**Task instructions:**
Return all lines in the material below that contain "自然科学".

**Information shown:**
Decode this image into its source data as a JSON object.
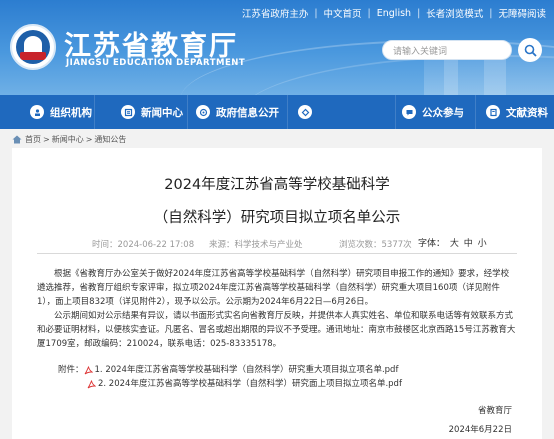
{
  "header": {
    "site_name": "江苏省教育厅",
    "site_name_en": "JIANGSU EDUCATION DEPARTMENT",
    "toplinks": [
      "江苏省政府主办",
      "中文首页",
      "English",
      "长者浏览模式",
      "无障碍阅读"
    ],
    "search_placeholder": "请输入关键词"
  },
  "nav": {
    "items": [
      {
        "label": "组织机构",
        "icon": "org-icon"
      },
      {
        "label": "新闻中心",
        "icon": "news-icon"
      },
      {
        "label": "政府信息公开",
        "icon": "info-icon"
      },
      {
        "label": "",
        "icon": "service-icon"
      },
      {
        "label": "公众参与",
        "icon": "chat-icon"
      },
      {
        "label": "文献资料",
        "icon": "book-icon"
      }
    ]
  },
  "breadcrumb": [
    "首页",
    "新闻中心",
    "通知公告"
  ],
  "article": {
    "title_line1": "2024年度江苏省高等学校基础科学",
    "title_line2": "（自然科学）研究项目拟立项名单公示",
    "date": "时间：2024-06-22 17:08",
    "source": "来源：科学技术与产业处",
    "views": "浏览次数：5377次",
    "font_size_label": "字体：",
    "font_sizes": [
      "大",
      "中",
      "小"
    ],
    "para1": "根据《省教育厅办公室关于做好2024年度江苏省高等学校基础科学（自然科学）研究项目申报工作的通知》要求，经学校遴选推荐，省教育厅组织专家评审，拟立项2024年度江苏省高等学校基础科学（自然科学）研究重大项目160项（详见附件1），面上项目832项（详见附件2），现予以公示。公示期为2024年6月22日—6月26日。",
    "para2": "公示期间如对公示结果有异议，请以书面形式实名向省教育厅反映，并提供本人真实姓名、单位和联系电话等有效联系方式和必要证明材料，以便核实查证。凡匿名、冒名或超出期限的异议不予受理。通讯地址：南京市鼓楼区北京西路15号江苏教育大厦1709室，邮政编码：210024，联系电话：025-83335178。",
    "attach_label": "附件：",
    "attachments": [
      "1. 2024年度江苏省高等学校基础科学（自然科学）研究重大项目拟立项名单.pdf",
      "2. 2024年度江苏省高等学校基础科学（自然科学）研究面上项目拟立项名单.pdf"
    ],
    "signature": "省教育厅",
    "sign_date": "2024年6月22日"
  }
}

...

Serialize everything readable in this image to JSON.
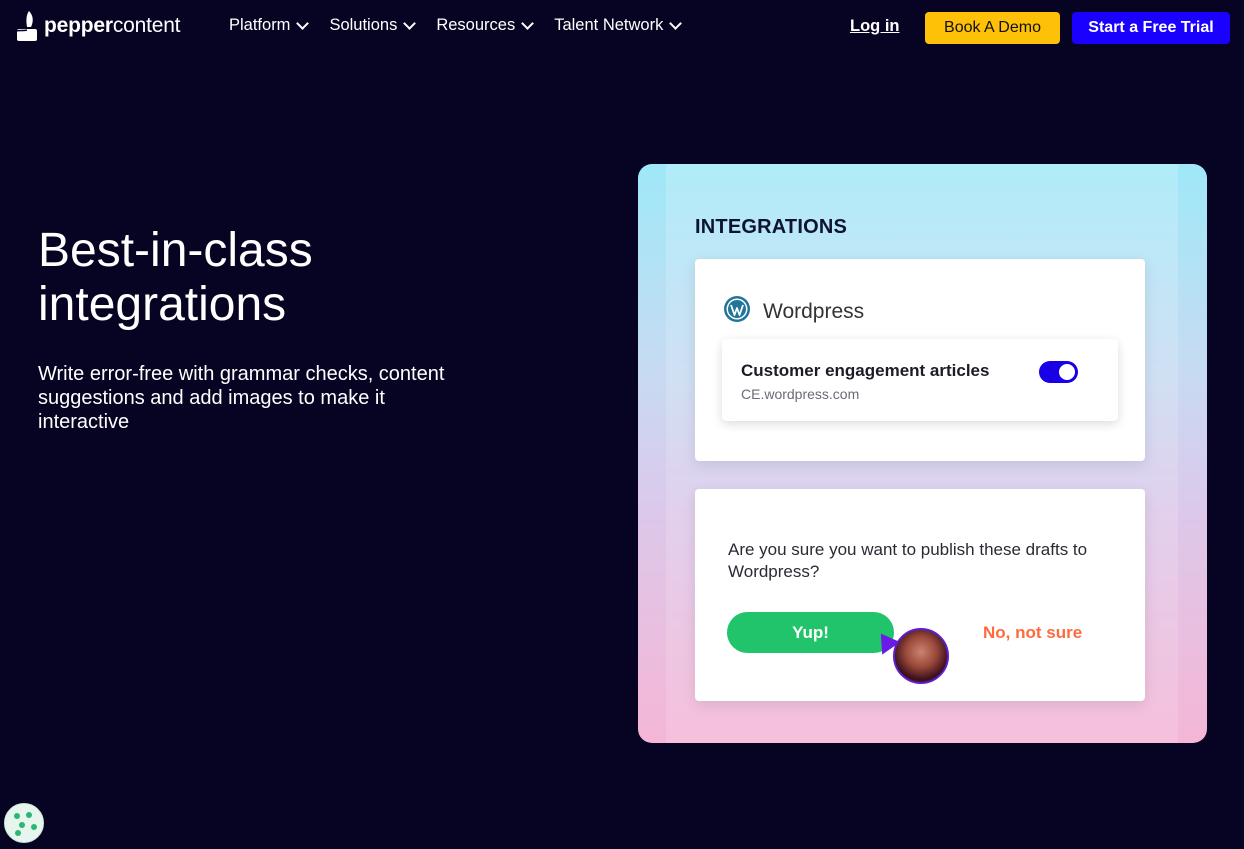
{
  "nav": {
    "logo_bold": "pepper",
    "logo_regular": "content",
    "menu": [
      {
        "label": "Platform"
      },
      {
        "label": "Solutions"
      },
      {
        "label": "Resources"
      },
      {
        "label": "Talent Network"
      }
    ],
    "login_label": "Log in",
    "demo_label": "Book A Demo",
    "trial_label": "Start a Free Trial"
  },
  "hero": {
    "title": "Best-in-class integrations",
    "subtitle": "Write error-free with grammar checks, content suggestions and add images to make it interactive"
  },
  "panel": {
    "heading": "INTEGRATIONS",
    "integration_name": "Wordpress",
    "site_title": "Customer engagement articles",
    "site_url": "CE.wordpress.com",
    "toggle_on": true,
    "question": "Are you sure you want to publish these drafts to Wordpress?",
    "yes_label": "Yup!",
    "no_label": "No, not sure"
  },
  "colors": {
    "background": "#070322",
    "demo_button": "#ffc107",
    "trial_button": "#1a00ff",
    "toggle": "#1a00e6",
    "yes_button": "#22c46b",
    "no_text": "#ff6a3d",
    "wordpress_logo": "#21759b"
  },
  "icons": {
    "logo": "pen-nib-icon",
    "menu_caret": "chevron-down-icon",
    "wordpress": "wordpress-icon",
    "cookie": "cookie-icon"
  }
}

**Completed exercise:**
    "title_line2": "（自然科学）研究项目拟立项名单公示",
    "para1": "根据《省教育厅办公室关于做好2024年度江苏省高等学校基础科学（自然科学）研究项目申报工作的通知》要求，经学校遴选推荐，省教育厅组织专家评审，拟立项2024年度江苏省高等学校基础科学（自然科学）研究重大项目160项（详见附件1），面上项目832项（详见附件2），现予以公示。公示期为2024年6月22日—6月26日。",
      "1. 2024年度江苏省高等学校基础科学（自然科学）研究重大项目拟立项名单.pdf",
      "2. 2024年度江苏省高等学校基础科学（自然科学）研究面上项目拟立项名单.pdf"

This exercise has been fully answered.